- _Aim of the task_: Take the material and output all of it exactly.

- _Records provided_:

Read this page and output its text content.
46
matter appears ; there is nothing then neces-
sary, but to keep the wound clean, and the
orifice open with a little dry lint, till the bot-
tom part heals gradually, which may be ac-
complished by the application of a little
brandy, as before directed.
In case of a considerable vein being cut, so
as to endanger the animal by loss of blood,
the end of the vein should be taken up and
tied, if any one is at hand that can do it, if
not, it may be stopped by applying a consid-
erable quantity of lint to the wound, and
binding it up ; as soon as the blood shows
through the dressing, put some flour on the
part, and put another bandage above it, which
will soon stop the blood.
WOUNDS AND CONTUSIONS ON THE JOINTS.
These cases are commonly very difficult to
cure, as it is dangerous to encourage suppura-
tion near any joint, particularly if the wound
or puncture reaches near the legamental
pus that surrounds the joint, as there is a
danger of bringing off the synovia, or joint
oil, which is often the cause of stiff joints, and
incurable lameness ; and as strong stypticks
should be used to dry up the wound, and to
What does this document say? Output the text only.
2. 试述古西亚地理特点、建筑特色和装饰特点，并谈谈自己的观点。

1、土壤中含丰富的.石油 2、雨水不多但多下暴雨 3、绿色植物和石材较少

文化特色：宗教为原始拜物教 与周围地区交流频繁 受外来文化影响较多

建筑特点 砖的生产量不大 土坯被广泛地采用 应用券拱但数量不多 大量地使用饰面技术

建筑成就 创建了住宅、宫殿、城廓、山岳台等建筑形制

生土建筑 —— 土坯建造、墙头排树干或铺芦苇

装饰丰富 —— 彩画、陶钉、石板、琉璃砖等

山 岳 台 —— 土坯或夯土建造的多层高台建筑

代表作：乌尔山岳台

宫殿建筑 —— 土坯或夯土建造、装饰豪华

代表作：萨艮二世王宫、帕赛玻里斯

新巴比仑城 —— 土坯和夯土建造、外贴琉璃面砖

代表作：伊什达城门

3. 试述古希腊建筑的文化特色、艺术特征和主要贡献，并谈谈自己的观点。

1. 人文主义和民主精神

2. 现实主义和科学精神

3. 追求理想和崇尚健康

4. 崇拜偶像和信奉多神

- _Solution to this exercise_:
Read this page and output its text content.
46
matter appears ; there is nothing then neces-
sary, but to keep the wound clean, and the
orifice open with a little dry lint, till the bot-
tom part heals gradually, which may be ac-
complished by the application of a little
brandy, as before directed.
In case of a considerable vein being cut, so
as to endanger the animal by loss of blood,
the end of the vein should be taken up and
tied, if any one is at hand that can do it, if
not, it may be stopped by applying a consid-
erable quantity of lint to the wound, and
binding it up ; as soon as the blood shows
through the dressing, put some flour on the
part, and put another bandage above it, which
will soon stop the blood.
WOUNDS AND CONTUSIONS ON THE JOINTS.
These cases are commonly very difficult to
cure, as it is dangerous to encourage suppura-
tion near any joint, particularly if the wound
or puncture reaches near the legamental
pus that surrounds the joint, as there is a
danger of bringing off the synovia, or joint
oil, which is often the cause of stiff joints, and
incurable lameness ; and as strong stypticks
should be used to dry up the wound, and to
What does this document say? Output the text only.
2. 试述古西亚地理特点、建筑特色和装饰特点，并谈谈自己的观点。

1、土壤中含丰富的.石油 2、雨水不多但多下暴雨 3、绿色植物和石材较少

文化特色：宗教为原始拜物教 与周围地区交流频繁 受外来文化影响较多

建筑特点 砖的生产量不大 土坯被广泛地采用 应用券拱但数量不多 大量地使用饰面技术

建筑成就 创建了住宅、宫殿、城廓、山岳台等建筑形制

生土建筑 —— 土坯建造、墙头排树干或铺芦苇

装饰丰富 —— 彩画、陶钉、石板、琉璃砖等

山 岳 台 —— 土坯或夯土建造的多层高台建筑

代表作：乌尔山岳台

宫殿建筑 —— 土坯或夯土建造、装饰豪华

代表作：萨艮二世王宫、帕赛玻里斯

新巴比仑城 —— 土坯和夯土建造、外贴琉璃面砖

代表作：伊什达城门

3. 试述古希腊建筑的文化特色、艺术特征和主要贡献，并谈谈自己的观点。

1. 人文主义和民主精神

2. 现实主义和科学精神

3. 追求理想和崇尚健康

4. 崇拜偶像和信奉多神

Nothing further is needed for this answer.